→ **Short task**
Copy the listing below word for word, from its first line through the line containing "nav-item-dictionnaire-de-rimes[interactable]: Dictionnaire de", including both of those lines.

→ **Extracted material**
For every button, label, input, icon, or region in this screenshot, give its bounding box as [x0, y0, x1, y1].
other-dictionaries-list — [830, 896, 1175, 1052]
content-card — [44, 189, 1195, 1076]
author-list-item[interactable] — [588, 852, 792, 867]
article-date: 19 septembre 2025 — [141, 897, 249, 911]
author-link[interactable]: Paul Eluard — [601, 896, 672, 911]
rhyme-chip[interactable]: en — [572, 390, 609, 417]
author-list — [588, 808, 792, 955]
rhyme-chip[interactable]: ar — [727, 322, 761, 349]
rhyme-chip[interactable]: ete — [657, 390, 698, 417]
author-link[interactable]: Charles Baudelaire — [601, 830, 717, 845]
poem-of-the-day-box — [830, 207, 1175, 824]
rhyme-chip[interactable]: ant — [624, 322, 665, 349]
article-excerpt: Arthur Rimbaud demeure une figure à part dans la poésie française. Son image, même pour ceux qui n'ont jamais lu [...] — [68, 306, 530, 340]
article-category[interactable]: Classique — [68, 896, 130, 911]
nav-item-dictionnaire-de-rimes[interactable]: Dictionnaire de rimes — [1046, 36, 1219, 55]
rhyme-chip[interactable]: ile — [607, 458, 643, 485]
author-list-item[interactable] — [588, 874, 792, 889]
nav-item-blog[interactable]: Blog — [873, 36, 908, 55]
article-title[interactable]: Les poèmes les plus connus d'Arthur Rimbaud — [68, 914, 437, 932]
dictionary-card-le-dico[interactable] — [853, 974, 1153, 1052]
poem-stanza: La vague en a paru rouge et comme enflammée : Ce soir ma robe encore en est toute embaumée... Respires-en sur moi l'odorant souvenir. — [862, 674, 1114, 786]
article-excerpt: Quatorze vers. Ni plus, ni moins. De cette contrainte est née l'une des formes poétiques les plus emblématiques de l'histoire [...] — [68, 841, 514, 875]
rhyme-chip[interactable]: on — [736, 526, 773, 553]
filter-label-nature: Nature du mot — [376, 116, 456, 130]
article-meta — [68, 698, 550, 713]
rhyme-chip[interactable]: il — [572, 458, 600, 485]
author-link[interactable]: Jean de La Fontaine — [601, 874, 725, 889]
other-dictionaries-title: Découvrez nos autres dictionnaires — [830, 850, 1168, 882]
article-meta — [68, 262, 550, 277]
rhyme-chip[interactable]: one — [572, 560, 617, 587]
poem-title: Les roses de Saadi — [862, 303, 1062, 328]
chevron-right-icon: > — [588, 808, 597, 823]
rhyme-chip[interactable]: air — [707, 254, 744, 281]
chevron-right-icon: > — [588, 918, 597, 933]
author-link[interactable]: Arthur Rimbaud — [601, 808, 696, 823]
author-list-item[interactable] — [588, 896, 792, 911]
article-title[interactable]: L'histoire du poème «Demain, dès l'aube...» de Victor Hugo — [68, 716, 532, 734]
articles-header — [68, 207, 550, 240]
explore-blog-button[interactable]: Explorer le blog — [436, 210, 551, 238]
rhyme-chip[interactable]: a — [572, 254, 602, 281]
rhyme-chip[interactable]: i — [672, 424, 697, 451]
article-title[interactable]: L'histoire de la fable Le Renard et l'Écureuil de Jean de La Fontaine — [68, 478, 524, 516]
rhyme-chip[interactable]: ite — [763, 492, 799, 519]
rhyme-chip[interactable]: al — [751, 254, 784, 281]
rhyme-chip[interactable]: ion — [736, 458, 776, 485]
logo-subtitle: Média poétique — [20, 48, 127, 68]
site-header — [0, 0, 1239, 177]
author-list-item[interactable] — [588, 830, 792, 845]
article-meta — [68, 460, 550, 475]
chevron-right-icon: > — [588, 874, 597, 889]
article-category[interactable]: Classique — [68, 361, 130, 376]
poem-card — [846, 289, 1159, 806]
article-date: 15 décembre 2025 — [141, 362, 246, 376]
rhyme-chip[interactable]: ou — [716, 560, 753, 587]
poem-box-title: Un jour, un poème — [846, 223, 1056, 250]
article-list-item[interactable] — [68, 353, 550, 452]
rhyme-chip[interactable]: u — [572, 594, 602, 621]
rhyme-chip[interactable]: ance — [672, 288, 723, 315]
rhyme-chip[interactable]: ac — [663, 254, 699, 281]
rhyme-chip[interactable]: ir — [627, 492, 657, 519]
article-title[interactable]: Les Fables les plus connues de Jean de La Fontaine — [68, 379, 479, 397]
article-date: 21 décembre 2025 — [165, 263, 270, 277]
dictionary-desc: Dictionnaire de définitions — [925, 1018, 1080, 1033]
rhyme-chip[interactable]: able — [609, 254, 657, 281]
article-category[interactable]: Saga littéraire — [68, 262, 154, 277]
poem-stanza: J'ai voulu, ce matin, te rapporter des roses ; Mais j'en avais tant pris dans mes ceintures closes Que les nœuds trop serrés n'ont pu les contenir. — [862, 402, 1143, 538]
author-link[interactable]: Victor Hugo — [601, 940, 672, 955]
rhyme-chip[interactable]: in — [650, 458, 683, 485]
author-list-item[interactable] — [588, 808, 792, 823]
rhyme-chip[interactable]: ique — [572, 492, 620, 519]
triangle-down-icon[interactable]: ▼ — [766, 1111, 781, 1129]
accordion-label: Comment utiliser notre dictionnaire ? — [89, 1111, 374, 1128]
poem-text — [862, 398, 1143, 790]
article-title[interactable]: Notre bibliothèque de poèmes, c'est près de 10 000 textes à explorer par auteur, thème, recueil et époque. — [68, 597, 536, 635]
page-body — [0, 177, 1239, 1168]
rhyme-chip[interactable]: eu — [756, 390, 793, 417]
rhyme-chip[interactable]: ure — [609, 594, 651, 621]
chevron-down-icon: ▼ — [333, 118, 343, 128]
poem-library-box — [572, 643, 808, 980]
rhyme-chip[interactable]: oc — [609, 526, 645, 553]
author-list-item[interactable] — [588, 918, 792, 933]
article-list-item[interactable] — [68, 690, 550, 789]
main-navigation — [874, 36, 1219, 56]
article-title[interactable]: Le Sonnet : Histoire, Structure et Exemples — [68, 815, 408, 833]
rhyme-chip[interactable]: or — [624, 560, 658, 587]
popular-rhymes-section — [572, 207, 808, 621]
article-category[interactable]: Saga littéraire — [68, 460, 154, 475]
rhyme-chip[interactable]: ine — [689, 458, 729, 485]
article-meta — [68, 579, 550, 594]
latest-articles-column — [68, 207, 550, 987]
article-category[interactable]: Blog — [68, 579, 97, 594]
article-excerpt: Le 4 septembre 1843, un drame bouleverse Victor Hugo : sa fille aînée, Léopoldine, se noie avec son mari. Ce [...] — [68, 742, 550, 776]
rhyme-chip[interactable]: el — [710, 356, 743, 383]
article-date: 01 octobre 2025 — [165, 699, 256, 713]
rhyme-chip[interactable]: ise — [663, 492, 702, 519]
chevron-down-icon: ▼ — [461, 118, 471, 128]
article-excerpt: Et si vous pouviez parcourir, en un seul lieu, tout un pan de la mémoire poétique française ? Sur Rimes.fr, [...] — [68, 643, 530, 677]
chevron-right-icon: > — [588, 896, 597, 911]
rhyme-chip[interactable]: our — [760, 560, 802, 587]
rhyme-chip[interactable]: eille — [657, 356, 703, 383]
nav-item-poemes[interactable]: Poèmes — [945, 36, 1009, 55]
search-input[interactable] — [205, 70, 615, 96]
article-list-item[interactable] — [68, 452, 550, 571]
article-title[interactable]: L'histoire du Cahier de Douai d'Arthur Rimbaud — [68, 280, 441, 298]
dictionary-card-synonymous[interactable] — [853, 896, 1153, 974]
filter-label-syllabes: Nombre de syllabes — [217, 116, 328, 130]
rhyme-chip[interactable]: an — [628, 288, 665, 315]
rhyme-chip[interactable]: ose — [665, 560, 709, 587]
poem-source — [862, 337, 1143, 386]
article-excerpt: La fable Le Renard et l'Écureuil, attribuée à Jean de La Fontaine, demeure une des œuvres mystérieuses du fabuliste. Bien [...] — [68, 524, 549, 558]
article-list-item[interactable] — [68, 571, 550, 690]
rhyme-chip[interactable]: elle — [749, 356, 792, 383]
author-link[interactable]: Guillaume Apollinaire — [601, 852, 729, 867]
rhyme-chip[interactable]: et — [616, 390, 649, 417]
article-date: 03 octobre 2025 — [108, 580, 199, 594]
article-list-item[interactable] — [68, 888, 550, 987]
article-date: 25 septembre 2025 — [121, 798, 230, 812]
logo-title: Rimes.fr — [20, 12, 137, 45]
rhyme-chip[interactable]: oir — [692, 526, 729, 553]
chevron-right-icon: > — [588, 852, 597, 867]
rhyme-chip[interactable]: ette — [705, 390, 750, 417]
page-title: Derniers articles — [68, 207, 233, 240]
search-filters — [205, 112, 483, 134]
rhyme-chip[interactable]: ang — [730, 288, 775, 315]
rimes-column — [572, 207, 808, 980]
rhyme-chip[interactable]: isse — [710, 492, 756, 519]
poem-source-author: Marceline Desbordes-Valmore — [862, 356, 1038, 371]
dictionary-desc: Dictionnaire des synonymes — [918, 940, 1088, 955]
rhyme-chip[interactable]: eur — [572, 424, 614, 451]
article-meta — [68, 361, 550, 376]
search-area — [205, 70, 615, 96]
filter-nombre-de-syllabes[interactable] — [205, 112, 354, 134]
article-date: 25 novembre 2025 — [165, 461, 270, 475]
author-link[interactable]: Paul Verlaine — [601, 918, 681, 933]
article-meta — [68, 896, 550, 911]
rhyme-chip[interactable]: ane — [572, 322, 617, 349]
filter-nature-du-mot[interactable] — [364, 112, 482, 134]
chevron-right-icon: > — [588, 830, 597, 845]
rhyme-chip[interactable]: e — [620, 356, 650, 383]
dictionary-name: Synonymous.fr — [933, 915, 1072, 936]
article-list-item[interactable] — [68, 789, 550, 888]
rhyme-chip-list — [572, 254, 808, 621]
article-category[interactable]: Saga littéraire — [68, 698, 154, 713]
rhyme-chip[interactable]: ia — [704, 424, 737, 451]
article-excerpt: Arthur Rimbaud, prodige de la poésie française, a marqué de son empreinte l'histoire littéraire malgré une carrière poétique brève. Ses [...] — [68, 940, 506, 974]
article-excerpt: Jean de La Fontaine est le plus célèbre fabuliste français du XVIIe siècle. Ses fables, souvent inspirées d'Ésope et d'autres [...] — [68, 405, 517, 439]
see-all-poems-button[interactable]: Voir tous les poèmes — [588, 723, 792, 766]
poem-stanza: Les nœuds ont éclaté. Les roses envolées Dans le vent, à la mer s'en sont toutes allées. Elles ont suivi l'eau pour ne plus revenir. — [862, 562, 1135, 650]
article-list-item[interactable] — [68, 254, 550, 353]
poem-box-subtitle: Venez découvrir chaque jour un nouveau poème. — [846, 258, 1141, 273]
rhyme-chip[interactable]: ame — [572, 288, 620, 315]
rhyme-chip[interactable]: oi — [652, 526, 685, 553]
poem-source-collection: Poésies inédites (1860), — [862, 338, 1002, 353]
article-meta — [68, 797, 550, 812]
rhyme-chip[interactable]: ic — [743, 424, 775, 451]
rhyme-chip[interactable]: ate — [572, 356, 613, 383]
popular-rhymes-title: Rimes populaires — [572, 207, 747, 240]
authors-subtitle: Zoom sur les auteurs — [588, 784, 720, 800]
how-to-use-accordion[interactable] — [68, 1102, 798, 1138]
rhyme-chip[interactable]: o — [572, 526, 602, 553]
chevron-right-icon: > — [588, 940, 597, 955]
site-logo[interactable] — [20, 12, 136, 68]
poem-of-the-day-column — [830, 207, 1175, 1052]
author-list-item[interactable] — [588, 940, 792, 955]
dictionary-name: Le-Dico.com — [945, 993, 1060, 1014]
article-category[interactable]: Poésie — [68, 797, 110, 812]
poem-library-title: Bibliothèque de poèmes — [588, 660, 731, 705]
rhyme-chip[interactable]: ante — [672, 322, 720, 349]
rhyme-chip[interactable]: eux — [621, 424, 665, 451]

→ **Task output**
For every button, label, input, icon, or region in this screenshot, give its bounding box as [x0, y0, x1, y1].
other-dictionaries-list — [830, 896, 1175, 1052]
content-card — [44, 189, 1195, 1076]
author-list-item[interactable] — [588, 852, 792, 867]
article-date: 19 septembre 2025 — [141, 897, 249, 911]
author-link[interactable]: Paul Eluard — [601, 896, 672, 911]
rhyme-chip[interactable]: en — [572, 390, 609, 417]
author-list — [588, 808, 792, 955]
rhyme-chip[interactable]: ar — [727, 322, 761, 349]
rhyme-chip[interactable]: ete — [657, 390, 698, 417]
author-link[interactable]: Charles Baudelaire — [601, 830, 717, 845]
poem-of-the-day-box — [830, 207, 1175, 824]
rhyme-chip[interactable]: ant — [624, 322, 665, 349]
article-excerpt: Arthur Rimbaud demeure une figure à part dans la poésie française. Son image, même pour ceux qui n'ont jamais lu [...] — [68, 306, 530, 340]
article-category[interactable]: Classique — [68, 896, 130, 911]
nav-item-dictionnaire-de-rimes[interactable]: Dictionnaire de rimes — [1046, 36, 1219, 55]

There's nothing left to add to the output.